+++ DATA FOR THE TASK

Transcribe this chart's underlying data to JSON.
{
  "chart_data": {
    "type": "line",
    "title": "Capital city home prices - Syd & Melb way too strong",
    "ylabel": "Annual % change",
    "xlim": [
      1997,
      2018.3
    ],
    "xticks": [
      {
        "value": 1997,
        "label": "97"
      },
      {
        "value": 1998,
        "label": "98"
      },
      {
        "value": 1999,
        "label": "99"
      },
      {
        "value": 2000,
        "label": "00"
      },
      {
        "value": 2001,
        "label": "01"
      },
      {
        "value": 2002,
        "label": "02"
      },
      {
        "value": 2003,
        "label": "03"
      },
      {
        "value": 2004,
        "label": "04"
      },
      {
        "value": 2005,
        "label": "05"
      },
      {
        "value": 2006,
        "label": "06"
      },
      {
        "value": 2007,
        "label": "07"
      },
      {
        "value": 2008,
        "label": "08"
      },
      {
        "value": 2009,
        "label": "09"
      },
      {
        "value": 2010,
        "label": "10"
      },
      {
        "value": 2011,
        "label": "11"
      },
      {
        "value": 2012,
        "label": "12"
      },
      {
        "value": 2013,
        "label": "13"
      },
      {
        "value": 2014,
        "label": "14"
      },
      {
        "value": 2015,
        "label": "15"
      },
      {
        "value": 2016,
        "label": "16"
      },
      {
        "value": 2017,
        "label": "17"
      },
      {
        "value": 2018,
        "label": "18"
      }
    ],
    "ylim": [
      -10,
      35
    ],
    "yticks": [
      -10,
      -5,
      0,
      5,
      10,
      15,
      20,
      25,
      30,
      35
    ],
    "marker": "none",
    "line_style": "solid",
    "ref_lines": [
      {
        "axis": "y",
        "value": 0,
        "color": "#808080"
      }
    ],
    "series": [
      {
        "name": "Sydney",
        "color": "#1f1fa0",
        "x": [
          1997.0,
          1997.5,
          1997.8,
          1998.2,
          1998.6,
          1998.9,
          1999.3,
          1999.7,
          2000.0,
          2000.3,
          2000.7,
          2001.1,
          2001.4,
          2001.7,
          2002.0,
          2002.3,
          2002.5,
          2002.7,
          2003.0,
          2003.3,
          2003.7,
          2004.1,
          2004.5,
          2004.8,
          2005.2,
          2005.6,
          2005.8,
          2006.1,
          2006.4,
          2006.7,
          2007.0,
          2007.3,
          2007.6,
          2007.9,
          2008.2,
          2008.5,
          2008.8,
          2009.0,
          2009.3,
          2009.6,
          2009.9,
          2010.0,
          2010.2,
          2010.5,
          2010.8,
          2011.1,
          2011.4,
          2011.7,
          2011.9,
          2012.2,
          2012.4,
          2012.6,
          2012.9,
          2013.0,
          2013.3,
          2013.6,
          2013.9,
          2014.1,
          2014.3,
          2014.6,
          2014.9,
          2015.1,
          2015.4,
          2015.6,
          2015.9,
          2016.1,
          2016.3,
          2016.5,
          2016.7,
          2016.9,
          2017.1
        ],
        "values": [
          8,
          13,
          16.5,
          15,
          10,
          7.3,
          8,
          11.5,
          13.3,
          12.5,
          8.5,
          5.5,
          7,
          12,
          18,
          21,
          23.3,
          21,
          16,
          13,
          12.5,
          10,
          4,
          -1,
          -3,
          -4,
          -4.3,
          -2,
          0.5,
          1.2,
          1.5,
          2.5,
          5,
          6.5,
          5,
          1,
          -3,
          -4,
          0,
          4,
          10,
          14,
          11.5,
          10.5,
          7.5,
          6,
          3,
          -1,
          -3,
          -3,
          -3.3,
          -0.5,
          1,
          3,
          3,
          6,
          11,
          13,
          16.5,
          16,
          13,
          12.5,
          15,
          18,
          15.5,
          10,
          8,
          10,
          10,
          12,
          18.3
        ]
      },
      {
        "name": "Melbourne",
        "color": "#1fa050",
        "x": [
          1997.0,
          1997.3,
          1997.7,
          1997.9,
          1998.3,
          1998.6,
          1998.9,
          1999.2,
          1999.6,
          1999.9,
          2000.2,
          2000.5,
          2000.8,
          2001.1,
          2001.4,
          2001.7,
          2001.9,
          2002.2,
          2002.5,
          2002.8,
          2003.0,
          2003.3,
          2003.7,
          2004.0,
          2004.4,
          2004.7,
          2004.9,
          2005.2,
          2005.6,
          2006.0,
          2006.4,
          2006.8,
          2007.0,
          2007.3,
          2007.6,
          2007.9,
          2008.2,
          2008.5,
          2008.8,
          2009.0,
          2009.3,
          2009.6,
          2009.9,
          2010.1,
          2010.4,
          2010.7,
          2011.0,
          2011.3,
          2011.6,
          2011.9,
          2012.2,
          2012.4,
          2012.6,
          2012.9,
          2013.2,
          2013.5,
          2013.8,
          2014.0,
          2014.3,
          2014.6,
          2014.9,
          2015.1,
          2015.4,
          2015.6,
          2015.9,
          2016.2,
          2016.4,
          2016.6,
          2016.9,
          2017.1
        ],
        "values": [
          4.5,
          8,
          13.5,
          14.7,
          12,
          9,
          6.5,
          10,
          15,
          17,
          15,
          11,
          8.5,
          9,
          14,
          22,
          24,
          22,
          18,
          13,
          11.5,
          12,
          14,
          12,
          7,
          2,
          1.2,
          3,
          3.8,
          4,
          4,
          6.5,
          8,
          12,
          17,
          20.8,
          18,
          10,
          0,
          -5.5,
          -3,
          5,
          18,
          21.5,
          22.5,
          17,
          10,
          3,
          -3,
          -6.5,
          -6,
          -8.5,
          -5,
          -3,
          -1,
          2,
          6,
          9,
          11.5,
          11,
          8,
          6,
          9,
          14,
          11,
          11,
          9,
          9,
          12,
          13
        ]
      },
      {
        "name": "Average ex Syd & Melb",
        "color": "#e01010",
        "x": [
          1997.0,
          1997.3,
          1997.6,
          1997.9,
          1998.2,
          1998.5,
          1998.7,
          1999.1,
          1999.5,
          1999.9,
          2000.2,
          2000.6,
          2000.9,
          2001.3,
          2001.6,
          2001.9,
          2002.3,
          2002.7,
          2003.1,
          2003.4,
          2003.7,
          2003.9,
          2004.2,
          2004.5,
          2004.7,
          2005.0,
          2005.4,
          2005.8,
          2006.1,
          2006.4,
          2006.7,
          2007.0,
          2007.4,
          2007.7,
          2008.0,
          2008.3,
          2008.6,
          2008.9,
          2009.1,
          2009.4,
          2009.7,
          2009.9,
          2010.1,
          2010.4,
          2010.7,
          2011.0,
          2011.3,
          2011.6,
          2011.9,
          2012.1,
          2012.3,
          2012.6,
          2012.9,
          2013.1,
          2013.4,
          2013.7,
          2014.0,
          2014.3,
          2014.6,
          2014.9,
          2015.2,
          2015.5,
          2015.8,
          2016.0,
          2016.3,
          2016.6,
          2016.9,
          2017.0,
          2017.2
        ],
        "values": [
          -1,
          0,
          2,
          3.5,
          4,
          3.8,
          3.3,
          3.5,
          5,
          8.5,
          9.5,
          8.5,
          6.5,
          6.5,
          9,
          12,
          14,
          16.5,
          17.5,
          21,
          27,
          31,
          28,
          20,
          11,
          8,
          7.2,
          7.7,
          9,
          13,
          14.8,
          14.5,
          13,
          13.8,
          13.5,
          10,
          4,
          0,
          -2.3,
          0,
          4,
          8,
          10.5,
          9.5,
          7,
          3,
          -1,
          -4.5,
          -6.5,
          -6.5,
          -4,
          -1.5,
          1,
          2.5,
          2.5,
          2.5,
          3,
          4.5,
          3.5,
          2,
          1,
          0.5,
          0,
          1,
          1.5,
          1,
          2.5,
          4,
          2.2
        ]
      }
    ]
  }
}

++++++

* **WORK REQUIRED**: From the records above, extract each line exactly as shown.

* **RESPONSE**:
Transcribe this chart's underlying data to JSON.
{
  "chart_data": {
    "type": "line",
    "title": "Capital city home prices - Syd & Melb way too strong",
    "ylabel": "Annual % change",
    "xlim": [
      1997,
      2018.3
    ],
    "xticks": [
      {
        "value": 1997,
        "label": "97"
      },
      {
        "value": 1998,
        "label": "98"
      },
      {
        "value": 1999,
        "label": "99"
      },
      {
        "value": 2000,
        "label": "00"
      },
      {
        "value": 2001,
        "label": "01"
      },
      {
        "value": 2002,
        "label": "02"
      },
      {
        "value": 2003,
        "label": "03"
      },
      {
        "value": 2004,
        "label": "04"
      },
      {
        "value": 2005,
        "label": "05"
      },
      {
        "value": 2006,
        "label": "06"
      },
      {
        "value": 2007,
        "label": "07"
      },
      {
        "value": 2008,
        "label": "08"
      },
      {
        "value": 2009,
        "label": "09"
      },
      {
        "value": 2010,
        "label": "10"
      },
      {
        "value": 2011,
        "label": "11"
      },
      {
        "value": 2012,
        "label": "12"
      },
      {
        "value": 2013,
        "label": "13"
      },
      {
        "value": 2014,
        "label": "14"
      },
      {
        "value": 2015,
        "label": "15"
      },
      {
        "value": 2016,
        "label": "16"
      },
      {
        "value": 2017,
        "label": "17"
      },
      {
        "value": 2018,
        "label": "18"
      }
    ],
    "ylim": [
      -10,
      35
    ],
    "yticks": [
      -10,
      -5,
      0,
      5,
      10,
      15,
      20,
      25,
      30,
      35
    ],
    "marker": "none",
    "line_style": "solid",
    "ref_lines": [
      {
        "axis": "y",
        "value": 0,
        "color": "#808080"
      }
    ],
    "series": [
      {
        "name": "Sydney",
        "color": "#1f1fa0",
        "x": [
          1997.0,
          1997.5,
          1997.8,
          1998.2,
          1998.6,
          1998.9,
          1999.3,
          1999.7,
          2000.0,
          2000.3,
          2000.7,
          2001.1,
          2001.4,
          2001.7,
          2002.0,
          2002.3,
          2002.5,
          2002.7,
          2003.0,
          2003.3,
          2003.7,
          2004.1,
          2004.5,
          2004.8,
          2005.2,
          2005.6,
          2005.8,
          2006.1,
          2006.4,
          2006.7,
          2007.0,
          2007.3,
          2007.6,
          2007.9,
          2008.2,
          2008.5,
          2008.8,
          2009.0,
          2009.3,
          2009.6,
          2009.9,
          2010.0,
          2010.2,
          2010.5,
          2010.8,
          2011.1,
          2011.4,
          2011.7,
          2011.9,
          2012.2,
          2012.4,
          2012.6,
          2012.9,
          2013.0,
          2013.3,
          2013.6,
          2013.9,
          2014.1,
          2014.3,
          2014.6,
          2014.9,
          2015.1,
          2015.4,
          2015.6,
          2015.9,
          2016.1,
          2016.3,
          2016.5,
          2016.7,
          2016.9,
          2017.1
        ],
        "values": [
          8,
          13,
          16.5,
          15,
          10,
          7.3,
          8,
          11.5,
          13.3,
          12.5,
          8.5,
          5.5,
          7,
          12,
          18,
          21,
          23.3,
          21,
          16,
          13,
          12.5,
          10,
          4,
          -1,
          -3,
          -4,
          -4.3,
          -2,
          0.5,
          1.2,
          1.5,
          2.5,
          5,
          6.5,
          5,
          1,
          -3,
          -4,
          0,
          4,
          10,
          14,
          11.5,
          10.5,
          7.5,
          6,
          3,
          -1,
          -3,
          -3,
          -3.3,
          -0.5,
          1,
          3,
          3,
          6,
          11,
          13,
          16.5,
          16,
          13,
          12.5,
          15,
          18,
          15.5,
          10,
          8,
          10,
          10,
          12,
          18.3
        ]
      },
      {
        "name": "Melbourne",
        "color": "#1fa050",
        "x": [
          1997.0,
          1997.3,
          1997.7,
          1997.9,
          1998.3,
          1998.6,
          1998.9,
          1999.2,
          1999.6,
          1999.9,
          2000.2,
          2000.5,
          2000.8,
          2001.1,
          2001.4,
          2001.7,
          2001.9,
          2002.2,
          2002.5,
          2002.8,
          2003.0,
          2003.3,
          2003.7,
          2004.0,
          2004.4,
          2004.7,
          2004.9,
          2005.2,
          2005.6,
          2006.0,
          2006.4,
          2006.8,
          2007.0,
          2007.3,
          2007.6,
          2007.9,
          2008.2,
          2008.5,
          2008.8,
          2009.0,
          2009.3,
          2009.6,
          2009.9,
          2010.1,
          2010.4,
          2010.7,
          2011.0,
          2011.3,
          2011.6,
          2011.9,
          2012.2,
          2012.4,
          2012.6,
          2012.9,
          2013.2,
          2013.5,
          2013.8,
          2014.0,
          2014.3,
          2014.6,
          2014.9,
          2015.1,
          2015.4,
          2015.6,
          2015.9,
          2016.2,
          2016.4,
          2016.6,
          2016.9,
          2017.1
        ],
        "values": [
          4.5,
          8,
          13.5,
          14.7,
          12,
          9,
          6.5,
          10,
          15,
          17,
          15,
          11,
          8.5,
          9,
          14,
          22,
          24,
          22,
          18,
          13,
          11.5,
          12,
          14,
          12,
          7,
          2,
          1.2,
          3,
          3.8,
          4,
          4,
          6.5,
          8,
          12,
          17,
          20.8,
          18,
          10,
          0,
          -5.5,
          -3,
          5,
          18,
          21.5,
          22.5,
          17,
          10,
          3,
          -3,
          -6.5,
          -6,
          -8.5,
          -5,
          -3,
          -1,
          2,
          6,
          9,
          11.5,
          11,
          8,
          6,
          9,
          14,
          11,
          11,
          9,
          9,
          12,
          13
        ]
      },
      {
        "name": "Average ex Syd & Melb",
        "color": "#e01010",
        "x": [
          1997.0,
          1997.3,
          1997.6,
          1997.9,
          1998.2,
          1998.5,
          1998.7,
          1999.1,
          1999.5,
          1999.9,
          2000.2,
          2000.6,
          2000.9,
          2001.3,
          2001.6,
          2001.9,
          2002.3,
          2002.7,
          2003.1,
          2003.4,
          2003.7,
          2003.9,
          2004.2,
          2004.5,
          2004.7,
          2005.0,
          2005.4,
          2005.8,
          2006.1,
          2006.4,
          2006.7,
          2007.0,
          2007.4,
          2007.7,
          2008.0,
          2008.3,
          2008.6,
          2008.9,
          2009.1,
          2009.4,
          2009.7,
          2009.9,
          2010.1,
          2010.4,
          2010.7,
          2011.0,
          2011.3,
          2011.6,
          2011.9,
          2012.1,
          2012.3,
          2012.6,
          2012.9,
          2013.1,
          2013.4,
          2013.7,
          2014.0,
          2014.3,
          2014.6,
          2014.9,
          2015.2,
          2015.5,
          2015.8,
          2016.0,
          2016.3,
          2016.6,
          2016.9,
          2017.0,
          2017.2
        ],
        "values": [
          -1,
          0,
          2,
          3.5,
          4,
          3.8,
          3.3,
          3.5,
          5,
          8.5,
          9.5,
          8.5,
          6.5,
          6.5,
          9,
          12,
          14,
          16.5,
          17.5,
          21,
          27,
          31,
          28,
          20,
          11,
          8,
          7.2,
          7.7,
          9,
          13,
          14.8,
          14.5,
          13,
          13.8,
          13.5,
          10,
          4,
          0,
          -2.3,
          0,
          4,
          8,
          10.5,
          9.5,
          7,
          3,
          -1,
          -4.5,
          -6.5,
          -6.5,
          -4,
          -1.5,
          1,
          2.5,
          2.5,
          2.5,
          3,
          4.5,
          3.5,
          2,
          1,
          0.5,
          0,
          1,
          1.5,
          1,
          2.5,
          4,
          2.2
        ]
      }
    ]
  }
}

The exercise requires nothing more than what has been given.